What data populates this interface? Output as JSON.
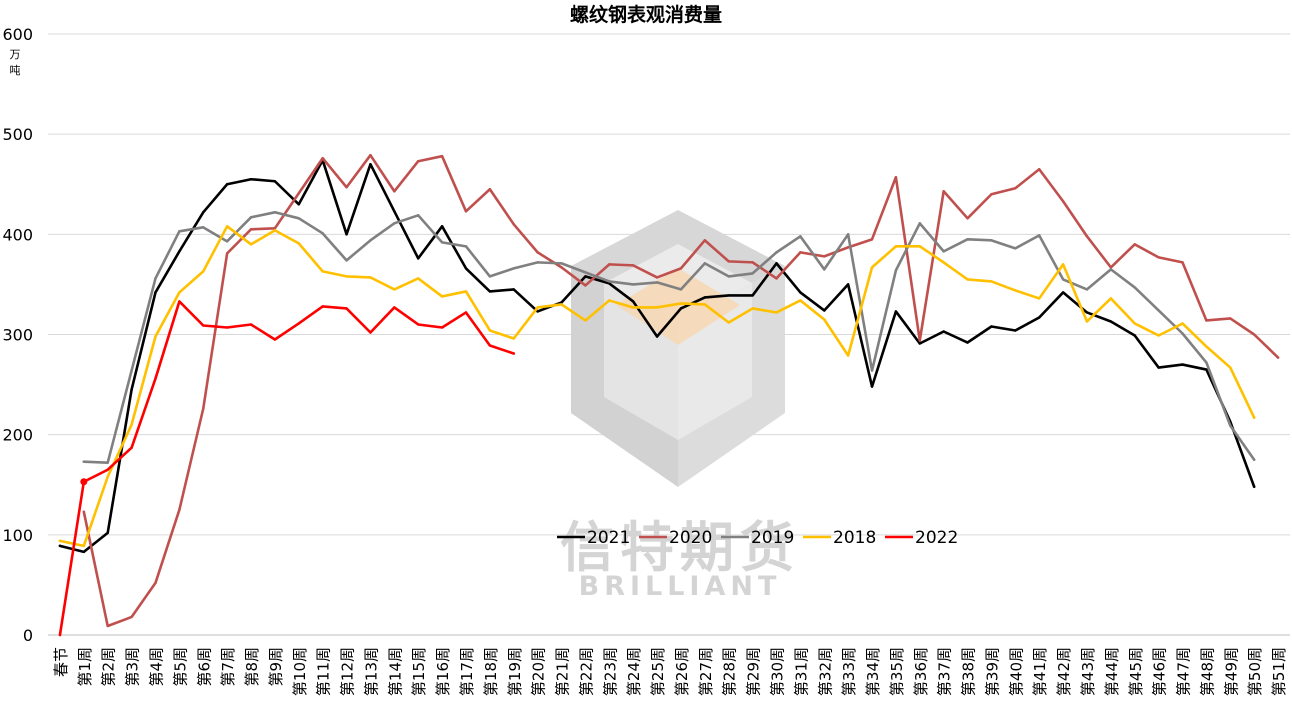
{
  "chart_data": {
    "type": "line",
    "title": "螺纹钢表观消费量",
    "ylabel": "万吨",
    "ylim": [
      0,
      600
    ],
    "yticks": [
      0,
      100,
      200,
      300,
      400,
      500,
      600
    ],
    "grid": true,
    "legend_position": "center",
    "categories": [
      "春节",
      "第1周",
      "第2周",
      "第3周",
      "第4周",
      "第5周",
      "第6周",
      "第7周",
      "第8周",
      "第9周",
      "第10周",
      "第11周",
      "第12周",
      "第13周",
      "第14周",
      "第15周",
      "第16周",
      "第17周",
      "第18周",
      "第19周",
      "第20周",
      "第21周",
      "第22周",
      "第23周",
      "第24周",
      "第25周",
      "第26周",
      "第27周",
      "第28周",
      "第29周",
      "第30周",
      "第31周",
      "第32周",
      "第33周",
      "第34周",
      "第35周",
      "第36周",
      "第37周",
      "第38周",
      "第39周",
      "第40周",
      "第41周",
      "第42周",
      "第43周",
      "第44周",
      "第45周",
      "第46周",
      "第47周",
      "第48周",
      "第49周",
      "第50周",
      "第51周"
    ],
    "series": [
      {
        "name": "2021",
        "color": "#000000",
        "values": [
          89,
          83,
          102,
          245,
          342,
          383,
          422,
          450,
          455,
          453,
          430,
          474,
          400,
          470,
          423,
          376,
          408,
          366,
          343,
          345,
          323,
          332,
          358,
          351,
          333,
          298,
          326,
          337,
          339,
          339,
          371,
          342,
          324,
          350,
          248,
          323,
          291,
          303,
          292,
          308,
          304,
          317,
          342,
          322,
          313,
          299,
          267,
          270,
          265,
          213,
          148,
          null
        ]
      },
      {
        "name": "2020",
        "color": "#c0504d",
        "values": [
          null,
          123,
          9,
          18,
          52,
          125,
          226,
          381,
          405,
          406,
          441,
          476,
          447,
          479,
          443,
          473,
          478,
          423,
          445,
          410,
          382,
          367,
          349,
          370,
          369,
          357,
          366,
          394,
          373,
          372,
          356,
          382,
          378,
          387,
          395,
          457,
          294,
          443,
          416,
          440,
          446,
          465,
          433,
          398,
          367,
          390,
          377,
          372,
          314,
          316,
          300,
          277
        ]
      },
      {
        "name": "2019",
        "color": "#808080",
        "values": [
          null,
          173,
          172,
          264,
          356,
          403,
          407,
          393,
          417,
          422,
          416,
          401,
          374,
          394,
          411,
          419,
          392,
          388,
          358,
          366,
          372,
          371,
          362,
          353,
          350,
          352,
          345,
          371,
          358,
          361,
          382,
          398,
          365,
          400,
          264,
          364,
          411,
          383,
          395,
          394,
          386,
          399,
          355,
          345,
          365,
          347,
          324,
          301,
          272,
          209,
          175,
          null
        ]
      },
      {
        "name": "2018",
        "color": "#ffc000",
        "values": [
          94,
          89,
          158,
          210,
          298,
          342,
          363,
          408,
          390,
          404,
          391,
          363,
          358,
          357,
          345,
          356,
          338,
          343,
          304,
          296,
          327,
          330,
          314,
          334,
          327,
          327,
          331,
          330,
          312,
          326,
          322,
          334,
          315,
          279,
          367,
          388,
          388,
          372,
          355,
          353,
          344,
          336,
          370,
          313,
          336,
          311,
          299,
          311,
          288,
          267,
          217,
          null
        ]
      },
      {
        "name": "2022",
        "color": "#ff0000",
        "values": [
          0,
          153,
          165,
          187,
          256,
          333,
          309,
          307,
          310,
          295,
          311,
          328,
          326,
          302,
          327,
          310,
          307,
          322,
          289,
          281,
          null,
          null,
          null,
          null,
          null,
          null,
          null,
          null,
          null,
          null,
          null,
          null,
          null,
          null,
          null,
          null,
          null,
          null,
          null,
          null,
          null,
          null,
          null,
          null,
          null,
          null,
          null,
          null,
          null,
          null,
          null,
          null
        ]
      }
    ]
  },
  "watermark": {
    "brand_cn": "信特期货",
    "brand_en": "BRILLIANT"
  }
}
********************
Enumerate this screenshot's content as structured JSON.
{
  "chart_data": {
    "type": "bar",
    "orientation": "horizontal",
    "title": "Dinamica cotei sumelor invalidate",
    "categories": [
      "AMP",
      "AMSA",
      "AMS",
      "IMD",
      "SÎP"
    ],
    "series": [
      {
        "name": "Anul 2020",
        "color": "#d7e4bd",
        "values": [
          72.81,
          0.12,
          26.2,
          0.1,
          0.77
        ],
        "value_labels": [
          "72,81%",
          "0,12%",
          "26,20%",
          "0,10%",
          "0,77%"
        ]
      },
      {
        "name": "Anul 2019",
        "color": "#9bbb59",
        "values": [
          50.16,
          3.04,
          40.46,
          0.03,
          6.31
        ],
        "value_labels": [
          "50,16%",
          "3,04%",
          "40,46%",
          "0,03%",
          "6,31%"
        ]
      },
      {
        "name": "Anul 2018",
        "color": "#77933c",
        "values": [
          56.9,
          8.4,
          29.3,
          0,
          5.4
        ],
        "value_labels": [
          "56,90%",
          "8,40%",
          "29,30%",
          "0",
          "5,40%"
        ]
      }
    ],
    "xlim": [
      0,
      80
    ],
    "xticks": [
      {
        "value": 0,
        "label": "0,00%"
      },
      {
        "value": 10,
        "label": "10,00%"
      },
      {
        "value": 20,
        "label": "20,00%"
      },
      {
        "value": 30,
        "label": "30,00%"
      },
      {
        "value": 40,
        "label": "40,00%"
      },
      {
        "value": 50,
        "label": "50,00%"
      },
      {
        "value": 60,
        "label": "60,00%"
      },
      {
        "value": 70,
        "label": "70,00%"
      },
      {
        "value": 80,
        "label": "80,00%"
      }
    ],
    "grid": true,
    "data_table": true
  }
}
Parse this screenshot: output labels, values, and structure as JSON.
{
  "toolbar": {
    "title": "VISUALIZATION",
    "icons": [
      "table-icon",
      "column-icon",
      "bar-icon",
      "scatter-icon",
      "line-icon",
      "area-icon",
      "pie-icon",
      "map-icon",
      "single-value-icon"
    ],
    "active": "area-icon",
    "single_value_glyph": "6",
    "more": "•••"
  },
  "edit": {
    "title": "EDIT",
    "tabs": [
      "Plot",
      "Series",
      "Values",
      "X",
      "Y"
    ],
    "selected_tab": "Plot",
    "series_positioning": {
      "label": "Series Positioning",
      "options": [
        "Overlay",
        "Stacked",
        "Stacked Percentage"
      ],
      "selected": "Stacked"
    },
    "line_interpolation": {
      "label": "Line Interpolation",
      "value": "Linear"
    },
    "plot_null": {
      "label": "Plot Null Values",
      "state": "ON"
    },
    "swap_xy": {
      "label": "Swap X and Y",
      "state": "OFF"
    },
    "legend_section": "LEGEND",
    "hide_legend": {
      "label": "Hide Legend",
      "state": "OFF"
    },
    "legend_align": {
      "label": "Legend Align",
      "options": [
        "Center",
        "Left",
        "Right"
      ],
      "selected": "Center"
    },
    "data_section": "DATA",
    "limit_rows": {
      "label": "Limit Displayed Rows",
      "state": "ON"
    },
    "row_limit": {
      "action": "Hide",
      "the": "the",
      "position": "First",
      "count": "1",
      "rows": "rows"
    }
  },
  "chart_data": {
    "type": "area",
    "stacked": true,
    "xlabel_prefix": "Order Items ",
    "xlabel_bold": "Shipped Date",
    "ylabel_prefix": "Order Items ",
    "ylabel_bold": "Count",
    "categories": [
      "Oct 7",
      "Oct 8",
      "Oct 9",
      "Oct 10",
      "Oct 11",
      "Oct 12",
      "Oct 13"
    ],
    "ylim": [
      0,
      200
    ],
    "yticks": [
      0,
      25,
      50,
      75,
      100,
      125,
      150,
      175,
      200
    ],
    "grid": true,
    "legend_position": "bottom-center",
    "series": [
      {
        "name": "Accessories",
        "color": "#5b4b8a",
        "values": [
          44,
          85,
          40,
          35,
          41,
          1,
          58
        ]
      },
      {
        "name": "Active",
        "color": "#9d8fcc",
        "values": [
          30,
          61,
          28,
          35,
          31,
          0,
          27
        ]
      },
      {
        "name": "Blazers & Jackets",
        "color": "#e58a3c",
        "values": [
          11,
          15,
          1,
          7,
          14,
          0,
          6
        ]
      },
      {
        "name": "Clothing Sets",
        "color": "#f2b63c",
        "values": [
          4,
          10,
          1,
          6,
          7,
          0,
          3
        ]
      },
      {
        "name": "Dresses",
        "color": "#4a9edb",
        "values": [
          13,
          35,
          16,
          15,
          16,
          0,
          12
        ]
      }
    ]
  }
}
********************
**What to produce:** Identify each line containing the string "area" and copy it out.

**The reply:**
      "area-icon",
    "active": "area-icon",
    "type": "area",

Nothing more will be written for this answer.